Each entry below is to be given again word for word, with no pictures.

[Dataset entries]
--- Start ---
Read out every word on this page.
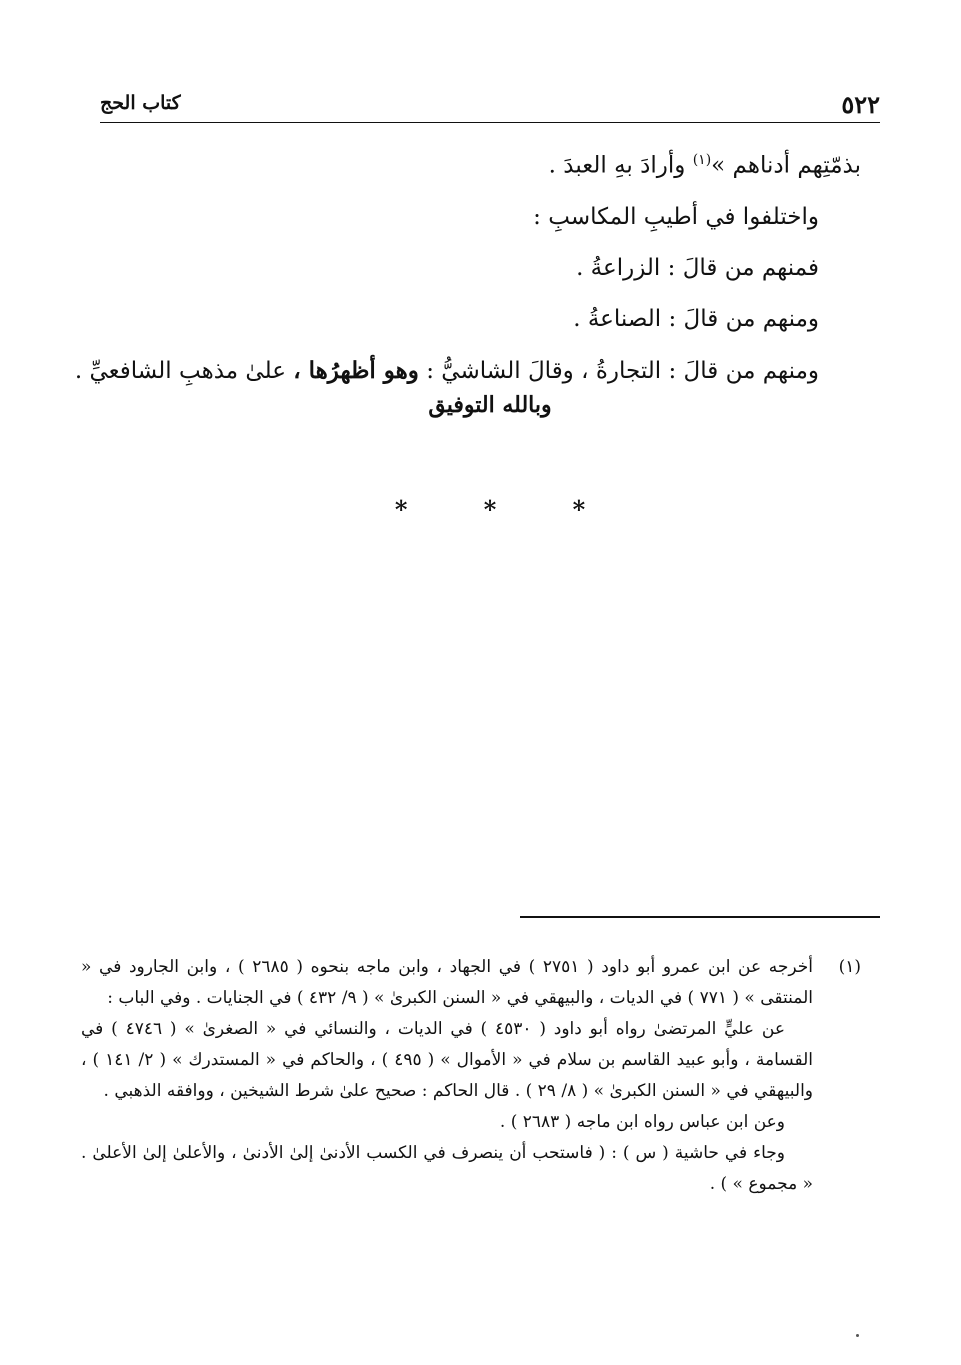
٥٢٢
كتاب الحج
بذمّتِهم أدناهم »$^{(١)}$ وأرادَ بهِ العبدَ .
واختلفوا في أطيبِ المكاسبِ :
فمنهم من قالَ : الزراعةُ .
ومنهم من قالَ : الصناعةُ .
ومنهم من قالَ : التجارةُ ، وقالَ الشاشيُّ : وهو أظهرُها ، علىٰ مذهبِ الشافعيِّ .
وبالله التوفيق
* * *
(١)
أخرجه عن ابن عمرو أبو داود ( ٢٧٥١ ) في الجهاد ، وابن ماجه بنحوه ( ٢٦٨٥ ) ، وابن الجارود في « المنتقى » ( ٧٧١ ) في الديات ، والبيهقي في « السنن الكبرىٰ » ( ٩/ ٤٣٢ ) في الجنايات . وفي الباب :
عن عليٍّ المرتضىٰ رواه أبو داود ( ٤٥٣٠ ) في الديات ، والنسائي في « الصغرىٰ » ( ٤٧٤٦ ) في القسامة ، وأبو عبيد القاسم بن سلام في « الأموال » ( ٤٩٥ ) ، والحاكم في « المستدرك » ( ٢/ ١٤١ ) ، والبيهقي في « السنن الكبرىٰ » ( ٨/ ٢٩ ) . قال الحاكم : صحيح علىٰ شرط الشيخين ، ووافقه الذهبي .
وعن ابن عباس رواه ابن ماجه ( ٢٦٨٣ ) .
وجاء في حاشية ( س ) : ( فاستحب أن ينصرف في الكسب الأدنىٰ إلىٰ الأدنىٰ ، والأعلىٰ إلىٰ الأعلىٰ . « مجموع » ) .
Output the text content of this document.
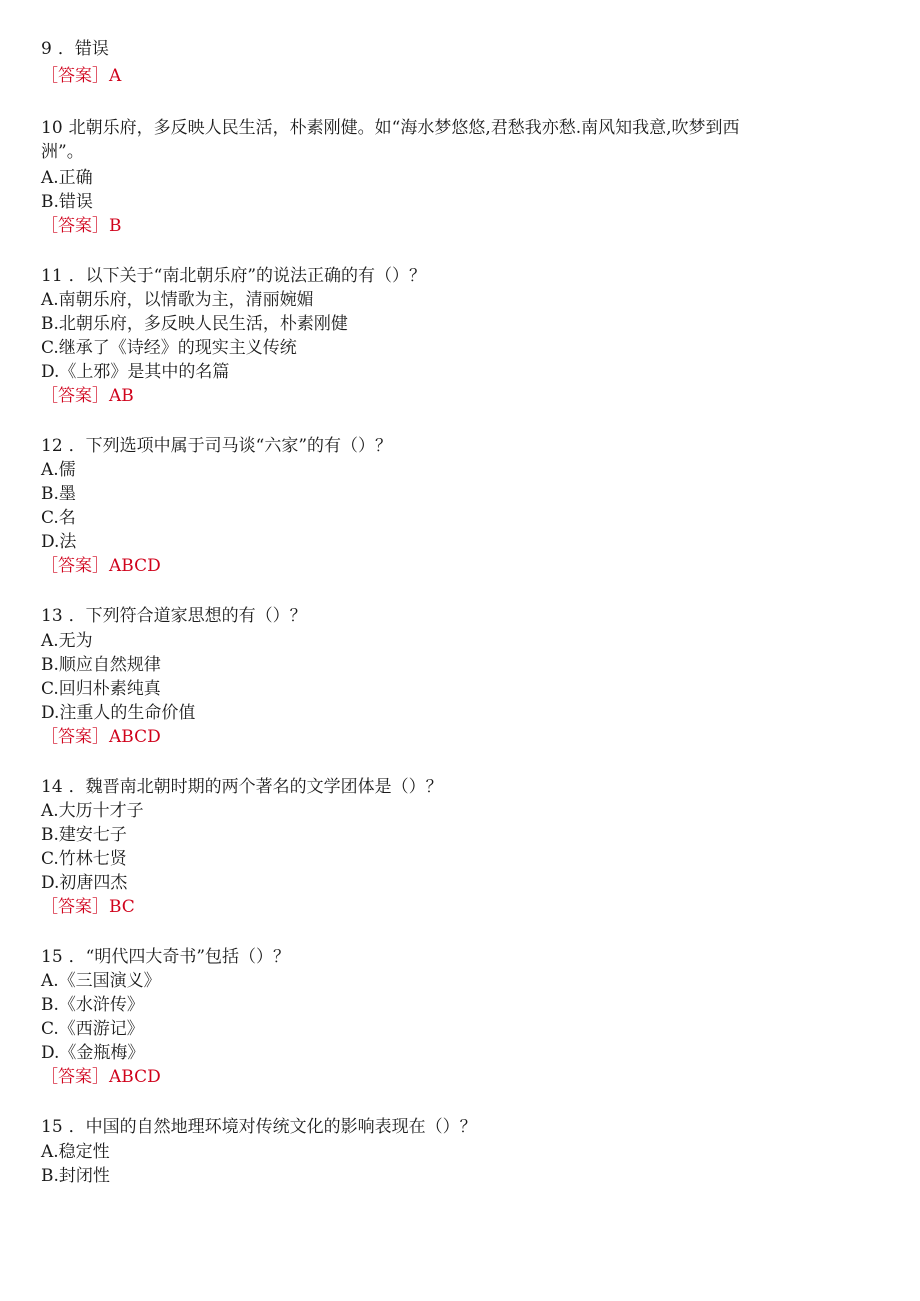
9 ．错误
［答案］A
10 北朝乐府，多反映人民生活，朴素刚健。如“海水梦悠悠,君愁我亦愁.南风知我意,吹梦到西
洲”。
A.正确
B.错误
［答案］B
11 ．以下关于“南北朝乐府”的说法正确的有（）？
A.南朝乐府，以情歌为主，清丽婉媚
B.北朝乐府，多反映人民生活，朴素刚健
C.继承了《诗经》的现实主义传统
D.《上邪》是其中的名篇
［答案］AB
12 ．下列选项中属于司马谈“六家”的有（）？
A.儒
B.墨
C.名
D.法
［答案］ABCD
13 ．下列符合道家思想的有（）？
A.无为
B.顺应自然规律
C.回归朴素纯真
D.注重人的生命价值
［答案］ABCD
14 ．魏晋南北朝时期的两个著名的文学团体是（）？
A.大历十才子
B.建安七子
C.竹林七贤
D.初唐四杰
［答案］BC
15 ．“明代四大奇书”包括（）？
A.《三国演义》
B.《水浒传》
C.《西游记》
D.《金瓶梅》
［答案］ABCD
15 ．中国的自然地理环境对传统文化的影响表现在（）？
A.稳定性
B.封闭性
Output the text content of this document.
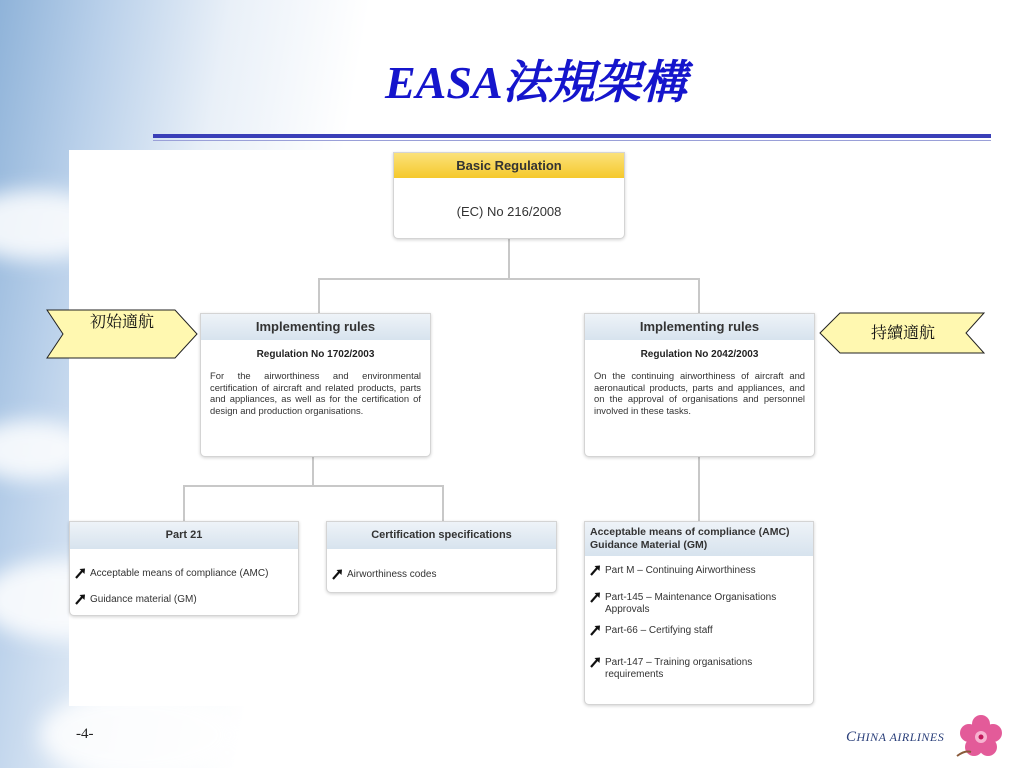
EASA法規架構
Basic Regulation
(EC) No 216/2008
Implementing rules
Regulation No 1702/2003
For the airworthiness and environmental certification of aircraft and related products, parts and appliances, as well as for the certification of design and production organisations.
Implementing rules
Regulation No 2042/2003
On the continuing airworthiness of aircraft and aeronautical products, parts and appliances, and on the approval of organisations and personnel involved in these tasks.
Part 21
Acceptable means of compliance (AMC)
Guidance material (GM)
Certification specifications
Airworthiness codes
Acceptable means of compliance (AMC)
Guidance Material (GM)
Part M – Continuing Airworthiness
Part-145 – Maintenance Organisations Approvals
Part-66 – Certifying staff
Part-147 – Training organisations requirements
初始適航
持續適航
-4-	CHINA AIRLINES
--- End ---
* Answer in full
Read out every word on this page.
٥٢٢
كتاب الحج
بذمّتِهم أدناهم »$^{(١)}$ وأرادَ بهِ العبدَ .
واختلفوا في أطيبِ المكاسبِ :
فمنهم من قالَ : الزراعةُ .
ومنهم من قالَ : الصناعةُ .
ومنهم من قالَ : التجارةُ ، وقالَ الشاشيُّ : وهو أظهرُها ، علىٰ مذهبِ الشافعيِّ .
وبالله التوفيق
* * *
(١)
أخرجه عن ابن عمرو أبو داود ( ٢٧٥١ ) في الجهاد ، وابن ماجه بنحوه ( ٢٦٨٥ ) ، وابن الجارود في « المنتقى » ( ٧٧١ ) في الديات ، والبيهقي في « السنن الكبرىٰ » ( ٩/ ٤٣٢ ) في الجنايات . وفي الباب :
عن عليٍّ المرتضىٰ رواه أبو داود ( ٤٥٣٠ ) في الديات ، والنسائي في « الصغرىٰ » ( ٤٧٤٦ ) في القسامة ، وأبو عبيد القاسم بن سلام في « الأموال » ( ٤٩٥ ) ، والحاكم في « المستدرك » ( ٢/ ١٤١ ) ، والبيهقي في « السنن الكبرىٰ » ( ٨/ ٢٩ ) . قال الحاكم : صحيح علىٰ شرط الشيخين ، ووافقه الذهبي .
وعن ابن عباس رواه ابن ماجه ( ٢٦٨٣ ) .
وجاء في حاشية ( س ) : ( فاستحب أن ينصرف في الكسب الأدنىٰ إلىٰ الأدنىٰ ، والأعلىٰ إلىٰ الأعلىٰ . « مجموع » ) .
Output the text content of this document.
9 ．错误
［答案］A
10 北朝乐府，多反映人民生活，朴素刚健。如“海水梦悠悠,君愁我亦愁.南风知我意,吹梦到西
洲”。
A.正确
B.错误
［答案］B
11 ．以下关于“南北朝乐府”的说法正确的有（）？
A.南朝乐府，以情歌为主，清丽婉媚
B.北朝乐府，多反映人民生活，朴素刚健
C.继承了《诗经》的现实主义传统
D.《上邪》是其中的名篇
［答案］AB
12 ．下列选项中属于司马谈“六家”的有（）？
A.儒
B.墨
C.名
D.法
［答案］ABCD
13 ．下列符合道家思想的有（）？
A.无为
B.顺应自然规律
C.回归朴素纯真
D.注重人的生命价值
［答案］ABCD
14 ．魏晋南北朝时期的两个著名的文学团体是（）？
A.大历十才子
B.建安七子
C.竹林七贤
D.初唐四杰
［答案］BC
15 ．“明代四大奇书”包括（）？
A.《三国演义》
B.《水浒传》
C.《西游记》
D.《金瓶梅》
［答案］ABCD
15 ．中国的自然地理环境对传统文化的影响表现在（）？
A.稳定性
B.封闭性
Output the text content of this document.
EASA法規架構
Basic Regulation
(EC) No 216/2008
Implementing rules
Regulation No 1702/2003
For the airworthiness and environmental certification of aircraft and related products, parts and appliances, as well as for the certification of design and production organisations.
Implementing rules
Regulation No 2042/2003
On the continuing airworthiness of aircraft and aeronautical products, parts and appliances, and on the approval of organisations and personnel involved in these tasks.
Part 21
Acceptable means of compliance (AMC)
Guidance material (GM)
Certification specifications
Airworthiness codes
Acceptable means of compliance (AMC)
Guidance Material (GM)
Part M – Continuing Airworthiness
Part-145 – Maintenance Organisations Approvals
Part-66 – Certifying staff
Part-147 – Training organisations requirements
初始適航
持續適航
-4-	CHINA AIRLINES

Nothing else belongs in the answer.